**Task description:** In the entries that follow, how many lines contain "JSON"? Answer with the number only.

>>

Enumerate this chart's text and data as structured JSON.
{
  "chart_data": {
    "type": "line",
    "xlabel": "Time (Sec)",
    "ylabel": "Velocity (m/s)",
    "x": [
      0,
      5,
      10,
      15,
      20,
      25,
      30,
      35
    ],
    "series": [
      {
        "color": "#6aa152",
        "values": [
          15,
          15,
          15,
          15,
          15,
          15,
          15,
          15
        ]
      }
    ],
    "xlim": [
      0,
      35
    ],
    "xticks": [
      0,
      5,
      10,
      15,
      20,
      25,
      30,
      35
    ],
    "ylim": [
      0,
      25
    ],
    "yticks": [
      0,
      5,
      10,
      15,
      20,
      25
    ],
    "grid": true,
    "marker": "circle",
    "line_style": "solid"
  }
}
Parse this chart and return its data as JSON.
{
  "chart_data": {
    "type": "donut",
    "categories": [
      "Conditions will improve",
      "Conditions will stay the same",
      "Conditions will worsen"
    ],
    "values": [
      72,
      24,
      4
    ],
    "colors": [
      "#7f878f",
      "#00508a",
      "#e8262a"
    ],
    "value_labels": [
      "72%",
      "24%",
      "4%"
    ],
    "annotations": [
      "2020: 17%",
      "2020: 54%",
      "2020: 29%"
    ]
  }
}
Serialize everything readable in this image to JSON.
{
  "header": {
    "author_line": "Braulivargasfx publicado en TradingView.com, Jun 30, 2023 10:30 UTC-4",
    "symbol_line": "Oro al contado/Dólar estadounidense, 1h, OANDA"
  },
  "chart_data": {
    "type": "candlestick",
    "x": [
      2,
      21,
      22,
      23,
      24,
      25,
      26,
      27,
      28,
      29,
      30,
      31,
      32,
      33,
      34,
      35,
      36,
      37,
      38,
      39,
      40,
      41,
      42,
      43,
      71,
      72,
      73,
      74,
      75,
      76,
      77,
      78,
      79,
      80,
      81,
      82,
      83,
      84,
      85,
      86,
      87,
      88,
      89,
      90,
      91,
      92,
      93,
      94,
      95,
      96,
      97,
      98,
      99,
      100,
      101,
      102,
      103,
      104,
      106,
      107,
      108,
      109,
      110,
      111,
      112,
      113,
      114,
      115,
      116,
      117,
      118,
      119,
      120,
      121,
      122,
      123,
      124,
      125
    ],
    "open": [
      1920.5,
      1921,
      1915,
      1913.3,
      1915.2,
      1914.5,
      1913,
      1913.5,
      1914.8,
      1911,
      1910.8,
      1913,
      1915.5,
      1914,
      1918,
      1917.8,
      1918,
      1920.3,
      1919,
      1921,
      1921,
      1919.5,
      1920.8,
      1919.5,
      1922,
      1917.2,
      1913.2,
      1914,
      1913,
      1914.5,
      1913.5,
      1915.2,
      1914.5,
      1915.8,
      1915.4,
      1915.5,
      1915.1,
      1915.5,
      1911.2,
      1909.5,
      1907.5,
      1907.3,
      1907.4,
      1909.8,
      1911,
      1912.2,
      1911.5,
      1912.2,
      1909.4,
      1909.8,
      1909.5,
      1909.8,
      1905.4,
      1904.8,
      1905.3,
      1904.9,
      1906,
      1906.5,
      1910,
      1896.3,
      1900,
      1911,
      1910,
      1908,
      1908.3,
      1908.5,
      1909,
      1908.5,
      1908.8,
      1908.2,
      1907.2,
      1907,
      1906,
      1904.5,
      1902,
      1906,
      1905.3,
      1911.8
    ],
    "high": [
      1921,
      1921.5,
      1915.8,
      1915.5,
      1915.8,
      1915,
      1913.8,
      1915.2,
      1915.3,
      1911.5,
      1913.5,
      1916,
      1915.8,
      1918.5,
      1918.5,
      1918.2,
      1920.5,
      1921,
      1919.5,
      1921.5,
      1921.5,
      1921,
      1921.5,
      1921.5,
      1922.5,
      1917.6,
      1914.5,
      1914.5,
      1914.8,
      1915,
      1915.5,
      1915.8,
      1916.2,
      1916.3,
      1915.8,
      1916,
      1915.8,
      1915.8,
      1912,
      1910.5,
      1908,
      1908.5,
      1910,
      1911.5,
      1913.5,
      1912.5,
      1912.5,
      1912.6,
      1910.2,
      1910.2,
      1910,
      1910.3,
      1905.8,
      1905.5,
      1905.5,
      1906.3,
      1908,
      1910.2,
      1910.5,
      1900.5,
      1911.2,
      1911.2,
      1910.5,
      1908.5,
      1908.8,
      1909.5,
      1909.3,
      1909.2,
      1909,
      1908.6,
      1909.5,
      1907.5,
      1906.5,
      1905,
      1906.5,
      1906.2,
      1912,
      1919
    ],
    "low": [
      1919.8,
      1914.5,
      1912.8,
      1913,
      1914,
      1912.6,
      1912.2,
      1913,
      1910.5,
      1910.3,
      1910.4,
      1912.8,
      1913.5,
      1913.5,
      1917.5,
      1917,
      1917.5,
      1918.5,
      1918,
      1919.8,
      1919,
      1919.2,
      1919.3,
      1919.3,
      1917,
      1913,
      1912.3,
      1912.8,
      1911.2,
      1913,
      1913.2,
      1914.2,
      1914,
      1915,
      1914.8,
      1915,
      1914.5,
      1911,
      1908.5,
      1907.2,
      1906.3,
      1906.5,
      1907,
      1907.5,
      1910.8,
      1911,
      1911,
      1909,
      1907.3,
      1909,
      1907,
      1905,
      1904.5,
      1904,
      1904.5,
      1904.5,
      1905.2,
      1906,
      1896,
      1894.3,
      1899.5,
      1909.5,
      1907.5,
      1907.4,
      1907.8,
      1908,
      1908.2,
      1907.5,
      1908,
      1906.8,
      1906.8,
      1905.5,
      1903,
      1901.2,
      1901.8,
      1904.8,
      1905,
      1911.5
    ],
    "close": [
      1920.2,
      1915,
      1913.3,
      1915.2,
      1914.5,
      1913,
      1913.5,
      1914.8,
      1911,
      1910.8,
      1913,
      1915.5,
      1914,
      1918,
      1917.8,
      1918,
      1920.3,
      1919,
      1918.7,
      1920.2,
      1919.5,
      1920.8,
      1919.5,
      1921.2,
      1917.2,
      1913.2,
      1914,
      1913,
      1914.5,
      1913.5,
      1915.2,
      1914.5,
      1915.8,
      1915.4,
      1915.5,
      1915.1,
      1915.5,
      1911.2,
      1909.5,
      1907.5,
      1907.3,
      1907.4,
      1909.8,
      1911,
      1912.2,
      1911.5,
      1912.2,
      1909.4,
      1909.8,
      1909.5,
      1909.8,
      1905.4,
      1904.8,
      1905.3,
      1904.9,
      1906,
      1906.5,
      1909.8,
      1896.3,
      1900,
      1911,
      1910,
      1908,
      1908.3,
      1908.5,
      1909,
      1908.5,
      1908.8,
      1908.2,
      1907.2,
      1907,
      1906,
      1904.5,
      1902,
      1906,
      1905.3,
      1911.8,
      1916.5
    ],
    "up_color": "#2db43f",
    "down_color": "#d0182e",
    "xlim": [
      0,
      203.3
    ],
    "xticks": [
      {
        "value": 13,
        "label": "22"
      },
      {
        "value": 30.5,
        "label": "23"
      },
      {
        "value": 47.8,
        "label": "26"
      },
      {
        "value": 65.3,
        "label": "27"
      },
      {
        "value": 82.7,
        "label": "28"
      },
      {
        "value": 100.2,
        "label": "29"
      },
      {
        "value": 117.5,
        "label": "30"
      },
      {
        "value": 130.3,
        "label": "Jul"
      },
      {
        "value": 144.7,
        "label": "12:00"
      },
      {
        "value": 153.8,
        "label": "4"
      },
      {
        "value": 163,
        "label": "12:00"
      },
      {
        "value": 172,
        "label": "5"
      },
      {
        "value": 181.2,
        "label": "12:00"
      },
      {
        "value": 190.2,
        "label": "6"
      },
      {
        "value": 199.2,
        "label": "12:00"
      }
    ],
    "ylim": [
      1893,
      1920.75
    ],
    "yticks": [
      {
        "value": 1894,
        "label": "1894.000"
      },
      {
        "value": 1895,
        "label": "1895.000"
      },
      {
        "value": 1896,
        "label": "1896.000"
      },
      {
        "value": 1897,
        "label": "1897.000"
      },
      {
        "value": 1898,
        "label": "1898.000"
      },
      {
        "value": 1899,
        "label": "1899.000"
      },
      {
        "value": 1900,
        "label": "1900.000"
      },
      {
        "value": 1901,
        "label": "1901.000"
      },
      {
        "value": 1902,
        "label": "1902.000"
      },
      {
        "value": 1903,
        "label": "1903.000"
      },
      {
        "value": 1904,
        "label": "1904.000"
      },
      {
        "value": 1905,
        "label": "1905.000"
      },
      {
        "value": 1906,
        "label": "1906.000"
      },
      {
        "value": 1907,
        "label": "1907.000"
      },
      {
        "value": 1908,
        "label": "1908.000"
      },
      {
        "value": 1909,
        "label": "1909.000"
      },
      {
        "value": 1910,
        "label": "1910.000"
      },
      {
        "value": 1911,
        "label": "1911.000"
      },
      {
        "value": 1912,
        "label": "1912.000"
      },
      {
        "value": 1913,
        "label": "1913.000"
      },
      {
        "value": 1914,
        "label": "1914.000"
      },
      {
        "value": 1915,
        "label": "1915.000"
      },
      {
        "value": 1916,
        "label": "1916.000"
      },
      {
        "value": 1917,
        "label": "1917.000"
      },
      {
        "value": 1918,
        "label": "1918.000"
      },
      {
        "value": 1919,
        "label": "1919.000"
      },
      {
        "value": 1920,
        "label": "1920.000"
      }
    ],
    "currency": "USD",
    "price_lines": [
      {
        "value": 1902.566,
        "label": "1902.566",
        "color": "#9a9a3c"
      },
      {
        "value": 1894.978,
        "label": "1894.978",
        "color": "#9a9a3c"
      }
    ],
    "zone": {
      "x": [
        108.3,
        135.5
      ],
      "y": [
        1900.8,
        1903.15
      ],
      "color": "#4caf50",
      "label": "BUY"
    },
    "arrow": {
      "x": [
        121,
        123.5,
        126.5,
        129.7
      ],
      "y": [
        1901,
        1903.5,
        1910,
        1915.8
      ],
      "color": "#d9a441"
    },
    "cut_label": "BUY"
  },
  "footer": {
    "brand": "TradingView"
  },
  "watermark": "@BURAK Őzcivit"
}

<<

**Final answer:** 3